◆ Aim
What follows is a listing; give it again exactly, in its entirety.

◆ Given data

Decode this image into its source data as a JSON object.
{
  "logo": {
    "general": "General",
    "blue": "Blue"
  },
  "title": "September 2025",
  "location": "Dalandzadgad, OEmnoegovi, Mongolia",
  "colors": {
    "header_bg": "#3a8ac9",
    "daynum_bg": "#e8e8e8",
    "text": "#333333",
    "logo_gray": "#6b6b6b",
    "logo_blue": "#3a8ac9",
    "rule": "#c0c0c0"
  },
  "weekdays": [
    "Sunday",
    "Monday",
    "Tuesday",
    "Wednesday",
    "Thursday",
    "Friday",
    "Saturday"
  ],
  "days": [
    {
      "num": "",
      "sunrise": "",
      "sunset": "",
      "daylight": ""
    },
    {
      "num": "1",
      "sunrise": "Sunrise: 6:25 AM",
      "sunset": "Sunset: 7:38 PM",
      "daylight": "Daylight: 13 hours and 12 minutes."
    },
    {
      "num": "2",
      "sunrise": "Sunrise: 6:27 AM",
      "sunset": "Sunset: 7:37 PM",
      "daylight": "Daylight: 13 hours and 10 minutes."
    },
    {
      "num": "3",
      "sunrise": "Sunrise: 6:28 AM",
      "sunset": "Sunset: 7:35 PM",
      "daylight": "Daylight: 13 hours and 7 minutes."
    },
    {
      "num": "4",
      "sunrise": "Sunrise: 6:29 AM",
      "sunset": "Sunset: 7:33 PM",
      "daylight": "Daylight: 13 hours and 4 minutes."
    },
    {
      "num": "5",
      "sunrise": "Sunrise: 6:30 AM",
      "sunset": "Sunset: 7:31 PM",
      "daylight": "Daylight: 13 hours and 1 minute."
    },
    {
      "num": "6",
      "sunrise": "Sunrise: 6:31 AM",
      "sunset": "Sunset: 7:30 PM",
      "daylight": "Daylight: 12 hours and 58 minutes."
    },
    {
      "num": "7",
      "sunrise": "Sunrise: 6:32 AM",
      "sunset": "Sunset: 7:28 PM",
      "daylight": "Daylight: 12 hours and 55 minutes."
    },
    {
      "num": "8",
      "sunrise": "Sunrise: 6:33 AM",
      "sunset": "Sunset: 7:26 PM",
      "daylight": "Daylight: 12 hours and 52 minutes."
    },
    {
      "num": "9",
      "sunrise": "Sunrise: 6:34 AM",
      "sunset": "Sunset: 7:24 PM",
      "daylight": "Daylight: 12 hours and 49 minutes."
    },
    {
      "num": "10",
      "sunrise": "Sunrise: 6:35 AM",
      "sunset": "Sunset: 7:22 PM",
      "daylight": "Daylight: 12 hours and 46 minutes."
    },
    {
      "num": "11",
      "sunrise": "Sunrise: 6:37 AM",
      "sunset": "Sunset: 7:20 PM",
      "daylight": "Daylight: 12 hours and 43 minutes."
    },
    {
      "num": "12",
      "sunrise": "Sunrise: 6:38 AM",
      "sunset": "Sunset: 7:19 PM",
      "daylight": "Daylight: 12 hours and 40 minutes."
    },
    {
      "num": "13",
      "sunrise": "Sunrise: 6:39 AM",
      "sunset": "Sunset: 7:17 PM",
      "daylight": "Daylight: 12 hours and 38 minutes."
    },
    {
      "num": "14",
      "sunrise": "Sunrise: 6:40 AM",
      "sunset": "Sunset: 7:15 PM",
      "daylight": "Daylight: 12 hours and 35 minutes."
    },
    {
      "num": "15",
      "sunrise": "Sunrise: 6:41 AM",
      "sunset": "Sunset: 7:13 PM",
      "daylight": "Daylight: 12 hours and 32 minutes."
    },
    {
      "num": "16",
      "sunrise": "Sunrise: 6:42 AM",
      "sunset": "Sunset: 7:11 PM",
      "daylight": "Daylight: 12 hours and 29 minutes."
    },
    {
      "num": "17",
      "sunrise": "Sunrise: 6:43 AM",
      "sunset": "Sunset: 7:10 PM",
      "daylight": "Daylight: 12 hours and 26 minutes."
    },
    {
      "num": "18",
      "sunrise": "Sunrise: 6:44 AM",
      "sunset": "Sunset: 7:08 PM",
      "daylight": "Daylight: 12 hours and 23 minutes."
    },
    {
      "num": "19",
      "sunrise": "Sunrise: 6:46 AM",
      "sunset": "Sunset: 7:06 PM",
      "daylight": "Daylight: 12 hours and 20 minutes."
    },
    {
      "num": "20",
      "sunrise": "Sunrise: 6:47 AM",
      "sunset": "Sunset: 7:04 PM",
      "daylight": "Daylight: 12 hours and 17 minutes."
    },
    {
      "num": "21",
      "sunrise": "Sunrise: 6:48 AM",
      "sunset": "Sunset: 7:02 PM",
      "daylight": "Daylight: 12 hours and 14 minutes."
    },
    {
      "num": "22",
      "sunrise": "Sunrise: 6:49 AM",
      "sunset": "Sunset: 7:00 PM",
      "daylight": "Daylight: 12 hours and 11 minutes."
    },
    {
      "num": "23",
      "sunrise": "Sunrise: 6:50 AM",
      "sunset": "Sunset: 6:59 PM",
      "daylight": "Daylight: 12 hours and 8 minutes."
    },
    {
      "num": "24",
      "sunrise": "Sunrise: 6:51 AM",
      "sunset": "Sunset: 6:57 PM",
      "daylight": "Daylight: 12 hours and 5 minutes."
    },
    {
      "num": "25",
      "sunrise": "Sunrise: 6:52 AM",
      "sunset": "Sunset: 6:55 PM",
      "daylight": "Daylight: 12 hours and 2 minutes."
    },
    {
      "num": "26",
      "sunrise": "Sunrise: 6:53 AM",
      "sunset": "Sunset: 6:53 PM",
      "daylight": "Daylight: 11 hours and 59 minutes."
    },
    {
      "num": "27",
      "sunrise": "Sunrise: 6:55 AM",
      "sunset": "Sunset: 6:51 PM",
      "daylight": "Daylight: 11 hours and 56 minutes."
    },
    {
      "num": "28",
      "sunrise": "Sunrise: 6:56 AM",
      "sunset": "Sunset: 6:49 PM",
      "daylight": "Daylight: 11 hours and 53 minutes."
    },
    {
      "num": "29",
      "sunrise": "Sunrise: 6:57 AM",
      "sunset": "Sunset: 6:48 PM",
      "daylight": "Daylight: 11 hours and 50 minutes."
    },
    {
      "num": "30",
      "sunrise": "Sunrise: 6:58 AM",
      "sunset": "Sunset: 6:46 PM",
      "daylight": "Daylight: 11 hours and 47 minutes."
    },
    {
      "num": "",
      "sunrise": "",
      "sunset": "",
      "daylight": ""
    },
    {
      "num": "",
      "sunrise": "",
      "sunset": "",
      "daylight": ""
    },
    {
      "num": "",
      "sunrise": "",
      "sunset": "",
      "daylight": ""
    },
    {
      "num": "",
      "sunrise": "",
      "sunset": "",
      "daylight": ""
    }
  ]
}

◆ Output of the task
Decode this image into its source data as a JSON object.
{
  "logo": {
    "general": "General",
    "blue": "Blue"
  },
  "title": "September 2025",
  "location": "Dalandzadgad, OEmnoegovi, Mongolia",
  "colors": {
    "header_bg": "#3a8ac9",
    "daynum_bg": "#e8e8e8",
    "text": "#333333",
    "logo_gray": "#6b6b6b",
    "logo_blue": "#3a8ac9",
    "rule": "#c0c0c0"
  },
  "weekdays": [
    "Sunday",
    "Monday",
    "Tuesday",
    "Wednesday",
    "Thursday",
    "Friday",
    "Saturday"
  ],
  "days": [
    {
      "num": "",
      "sunrise": "",
      "sunset": "",
      "daylight": ""
    },
    {
      "num": "1",
      "sunrise": "Sunrise: 6:25 AM",
      "sunset": "Sunset: 7:38 PM",
      "daylight": "Daylight: 13 hours and 12 minutes."
    },
    {
      "num": "2",
      "sunrise": "Sunrise: 6:27 AM",
      "sunset": "Sunset: 7:37 PM",
      "daylight": "Daylight: 13 hours and 10 minutes."
    },
    {
      "num": "3",
      "sunrise": "Sunrise: 6:28 AM",
      "sunset": "Sunset: 7:35 PM",
      "daylight": "Daylight: 13 hours and 7 minutes."
    },
    {
      "num": "4",
      "sunrise": "Sunrise: 6:29 AM",
      "sunset": "Sunset: 7:33 PM",
      "daylight": "Daylight: 13 hours and 4 minutes."
    },
    {
      "num": "5",
      "sunrise": "Sunrise: 6:30 AM",
      "sunset": "Sunset: 7:31 PM",
      "daylight": "Daylight: 13 hours and 1 minute."
    },
    {
      "num": "6",
      "sunrise": "Sunrise: 6:31 AM",
      "sunset": "Sunset: 7:30 PM",
      "daylight": "Daylight: 12 hours and 58 minutes."
    },
    {
      "num": "7",
      "sunrise": "Sunrise: 6:32 AM",
      "sunset": "Sunset: 7:28 PM",
      "daylight": "Daylight: 12 hours and 55 minutes."
    },
    {
      "num": "8",
      "sunrise": "Sunrise: 6:33 AM",
      "sunset": "Sunset: 7:26 PM",
      "daylight": "Daylight: 12 hours and 52 minutes."
    },
    {
      "num": "9",
      "sunrise": "Sunrise: 6:34 AM",
      "sunset": "Sunset: 7:24 PM",
      "daylight": "Daylight: 12 hours and 49 minutes."
    },
    {
      "num": "10",
      "sunrise": "Sunrise: 6:35 AM",
      "sunset": "Sunset: 7:22 PM",
      "daylight": "Daylight: 12 hours and 46 minutes."
    },
    {
      "num": "11",
      "sunrise": "Sunrise: 6:37 AM",
      "sunset": "Sunset: 7:20 PM",
      "daylight": "Daylight: 12 hours and 43 minutes."
    },
    {
      "num": "12",
      "sunrise": "Sunrise: 6:38 AM",
      "sunset": "Sunset: 7:19 PM",
      "daylight": "Daylight: 12 hours and 40 minutes."
    },
    {
      "num": "13",
      "sunrise": "Sunrise: 6:39 AM",
      "sunset": "Sunset: 7:17 PM",
      "daylight": "Daylight: 12 hours and 38 minutes."
    },
    {
      "num": "14",
      "sunrise": "Sunrise: 6:40 AM",
      "sunset": "Sunset: 7:15 PM",
      "daylight": "Daylight: 12 hours and 35 minutes."
    },
    {
      "num": "15",
      "sunrise": "Sunrise: 6:41 AM",
      "sunset": "Sunset: 7:13 PM",
      "daylight": "Daylight: 12 hours and 32 minutes."
    },
    {
      "num": "16",
      "sunrise": "Sunrise: 6:42 AM",
      "sunset": "Sunset: 7:11 PM",
      "daylight": "Daylight: 12 hours and 29 minutes."
    },
    {
      "num": "17",
      "sunrise": "Sunrise: 6:43 AM",
      "sunset": "Sunset: 7:10 PM",
      "daylight": "Daylight: 12 hours and 26 minutes."
    },
    {
      "num": "18",
      "sunrise": "Sunrise: 6:44 AM",
      "sunset": "Sunset: 7:08 PM",
      "daylight": "Daylight: 12 hours and 23 minutes."
    },
    {
      "num": "19",
      "sunrise": "Sunrise: 6:46 AM",
      "sunset": "Sunset: 7:06 PM",
      "daylight": "Daylight: 12 hours and 20 minutes."
    },
    {
      "num": "20",
      "sunrise": "Sunrise: 6:47 AM",
      "sunset": "Sunset: 7:04 PM",
      "daylight": "Daylight: 12 hours and 17 minutes."
    },
    {
      "num": "21",
      "sunrise": "Sunrise: 6:48 AM",
      "sunset": "Sunset: 7:02 PM",
      "daylight": "Daylight: 12 hours and 14 minutes."
    },
    {
      "num": "22",
      "sunrise": "Sunrise: 6:49 AM",
      "sunset": "Sunset: 7:00 PM",
      "daylight": "Daylight: 12 hours and 11 minutes."
    },
    {
      "num": "23",
      "sunrise": "Sunrise: 6:50 AM",
      "sunset": "Sunset: 6:59 PM",
      "daylight": "Daylight: 12 hours and 8 minutes."
    },
    {
      "num": "24",
      "sunrise": "Sunrise: 6:51 AM",
      "sunset": "Sunset: 6:57 PM",
      "daylight": "Daylight: 12 hours and 5 minutes."
    },
    {
      "num": "25",
      "sunrise": "Sunrise: 6:52 AM",
      "sunset": "Sunset: 6:55 PM",
      "daylight": "Daylight: 12 hours and 2 minutes."
    },
    {
      "num": "26",
      "sunrise": "Sunrise: 6:53 AM",
      "sunset": "Sunset: 6:53 PM",
      "daylight": "Daylight: 11 hours and 59 minutes."
    },
    {
      "num": "27",
      "sunrise": "Sunrise: 6:55 AM",
      "sunset": "Sunset: 6:51 PM",
      "daylight": "Daylight: 11 hours and 56 minutes."
    },
    {
      "num": "28",
      "sunrise": "Sunrise: 6:56 AM",
      "sunset": "Sunset: 6:49 PM",
      "daylight": "Daylight: 11 hours and 53 minutes."
    },
    {
      "num": "29",
      "sunrise": "Sunrise: 6:57 AM",
      "sunset": "Sunset: 6:48 PM",
      "daylight": "Daylight: 11 hours and 50 minutes."
    },
    {
      "num": "30",
      "sunrise": "Sunrise: 6:58 AM",
      "sunset": "Sunset: 6:46 PM",
      "daylight": "Daylight: 11 hours and 47 minutes."
    },
    {
      "num": "",
      "sunrise": "",
      "sunset": "",
      "daylight": ""
    },
    {
      "num": "",
      "sunrise": "",
      "sunset": "",
      "daylight": ""
    },
    {
      "num": "",
      "sunrise": "",
      "sunset": "",
      "daylight": ""
    },
    {
      "num": "",
      "sunrise": "",
      "sunset": "",
      "daylight": ""
    }
  ]
}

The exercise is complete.